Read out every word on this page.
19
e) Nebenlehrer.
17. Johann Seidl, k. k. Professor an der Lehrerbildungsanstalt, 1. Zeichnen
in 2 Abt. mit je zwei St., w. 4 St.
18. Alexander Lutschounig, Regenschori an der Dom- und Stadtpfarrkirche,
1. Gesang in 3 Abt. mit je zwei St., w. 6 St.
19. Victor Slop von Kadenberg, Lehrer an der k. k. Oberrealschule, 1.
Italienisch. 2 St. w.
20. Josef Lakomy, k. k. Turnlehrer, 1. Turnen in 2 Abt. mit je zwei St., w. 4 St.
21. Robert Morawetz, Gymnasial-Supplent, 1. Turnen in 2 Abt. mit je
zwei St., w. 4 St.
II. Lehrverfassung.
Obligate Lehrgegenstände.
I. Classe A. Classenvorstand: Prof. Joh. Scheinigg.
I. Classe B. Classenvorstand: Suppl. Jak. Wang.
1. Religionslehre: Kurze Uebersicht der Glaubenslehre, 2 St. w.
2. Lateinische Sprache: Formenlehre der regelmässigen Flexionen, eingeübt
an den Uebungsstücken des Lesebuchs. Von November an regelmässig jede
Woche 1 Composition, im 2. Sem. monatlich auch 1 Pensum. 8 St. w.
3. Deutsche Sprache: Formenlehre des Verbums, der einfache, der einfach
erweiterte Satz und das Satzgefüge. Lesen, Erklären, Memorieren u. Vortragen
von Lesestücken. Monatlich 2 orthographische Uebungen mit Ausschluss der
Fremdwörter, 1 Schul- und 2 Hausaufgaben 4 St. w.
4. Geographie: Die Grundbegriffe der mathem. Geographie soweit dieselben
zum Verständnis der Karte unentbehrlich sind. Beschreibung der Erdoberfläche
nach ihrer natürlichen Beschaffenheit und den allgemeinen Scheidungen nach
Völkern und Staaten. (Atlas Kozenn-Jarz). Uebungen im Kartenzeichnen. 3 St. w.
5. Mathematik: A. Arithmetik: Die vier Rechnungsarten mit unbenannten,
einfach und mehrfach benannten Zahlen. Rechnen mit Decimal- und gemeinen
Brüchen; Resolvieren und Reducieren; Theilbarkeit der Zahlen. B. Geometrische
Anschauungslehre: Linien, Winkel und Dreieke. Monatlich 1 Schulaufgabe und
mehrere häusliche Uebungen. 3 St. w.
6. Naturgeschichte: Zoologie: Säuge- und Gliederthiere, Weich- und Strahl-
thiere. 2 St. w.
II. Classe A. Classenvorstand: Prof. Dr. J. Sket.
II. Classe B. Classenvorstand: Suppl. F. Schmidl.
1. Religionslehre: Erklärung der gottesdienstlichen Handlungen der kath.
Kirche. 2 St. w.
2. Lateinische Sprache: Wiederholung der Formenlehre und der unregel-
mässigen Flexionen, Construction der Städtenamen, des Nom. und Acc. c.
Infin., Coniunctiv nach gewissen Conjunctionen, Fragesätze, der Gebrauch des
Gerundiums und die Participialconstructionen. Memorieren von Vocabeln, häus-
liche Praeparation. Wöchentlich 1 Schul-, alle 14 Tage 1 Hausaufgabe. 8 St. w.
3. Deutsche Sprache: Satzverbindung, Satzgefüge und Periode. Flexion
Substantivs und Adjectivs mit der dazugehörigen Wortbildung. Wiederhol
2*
□ □ □
### YOUR INSTRUCTIONS
Each record must be repeated exactly as it is.

### WRITTEN SOLUTION
Read out every word on this page.
19
e) Nebenlehrer.
17. Johann Seidl, k. k. Professor an der Lehrerbildungsanstalt, 1. Zeichnen
in 2 Abt. mit je zwei St., w. 4 St.
18. Alexander Lutschounig, Regenschori an der Dom- und Stadtpfarrkirche,
1. Gesang in 3 Abt. mit je zwei St., w. 6 St.
19. Victor Slop von Kadenberg, Lehrer an der k. k. Oberrealschule, 1.
Italienisch. 2 St. w.
20. Josef Lakomy, k. k. Turnlehrer, 1. Turnen in 2 Abt. mit je zwei St., w. 4 St.
21. Robert Morawetz, Gymnasial-Supplent, 1. Turnen in 2 Abt. mit je
zwei St., w. 4 St.
II. Lehrverfassung.
Obligate Lehrgegenstände.
I. Classe A. Classenvorstand: Prof. Joh. Scheinigg.
I. Classe B. Classenvorstand: Suppl. Jak. Wang.
1. Religionslehre: Kurze Uebersicht der Glaubenslehre, 2 St. w.
2. Lateinische Sprache: Formenlehre der regelmässigen Flexionen, eingeübt
an den Uebungsstücken des Lesebuchs. Von November an regelmässig jede
Woche 1 Composition, im 2. Sem. monatlich auch 1 Pensum. 8 St. w.
3. Deutsche Sprache: Formenlehre des Verbums, der einfache, der einfach
erweiterte Satz und das Satzgefüge. Lesen, Erklären, Memorieren u. Vortragen
von Lesestücken. Monatlich 2 orthographische Uebungen mit Ausschluss der
Fremdwörter, 1 Schul- und 2 Hausaufgaben 4 St. w.
4. Geographie: Die Grundbegriffe der mathem. Geographie soweit dieselben
zum Verständnis der Karte unentbehrlich sind. Beschreibung der Erdoberfläche
nach ihrer natürlichen Beschaffenheit und den allgemeinen Scheidungen nach
Völkern und Staaten. (Atlas Kozenn-Jarz). Uebungen im Kartenzeichnen. 3 St. w.
5. Mathematik: A. Arithmetik: Die vier Rechnungsarten mit unbenannten,
einfach und mehrfach benannten Zahlen. Rechnen mit Decimal- und gemeinen
Brüchen; Resolvieren und Reducieren; Theilbarkeit der Zahlen. B. Geometrische
Anschauungslehre: Linien, Winkel und Dreieke. Monatlich 1 Schulaufgabe und
mehrere häusliche Uebungen. 3 St. w.
6. Naturgeschichte: Zoologie: Säuge- und Gliederthiere, Weich- und Strahl-
thiere. 2 St. w.
II. Classe A. Classenvorstand: Prof. Dr. J. Sket.
II. Classe B. Classenvorstand: Suppl. F. Schmidl.
1. Religionslehre: Erklärung der gottesdienstlichen Handlungen der kath.
Kirche. 2 St. w.
2. Lateinische Sprache: Wiederholung der Formenlehre und der unregel-
mässigen Flexionen, Construction der Städtenamen, des Nom. und Acc. c.
Infin., Coniunctiv nach gewissen Conjunctionen, Fragesätze, der Gebrauch des
Gerundiums und die Participialconstructionen. Memorieren von Vocabeln, häus-
liche Praeparation. Wöchentlich 1 Schul-, alle 14 Tage 1 Hausaufgabe. 8 St. w.
3. Deutsche Sprache: Satzverbindung, Satzgefüge und Periode. Flexion
Substantivs und Adjectivs mit der dazugehörigen Wortbildung. Wiederhol
2*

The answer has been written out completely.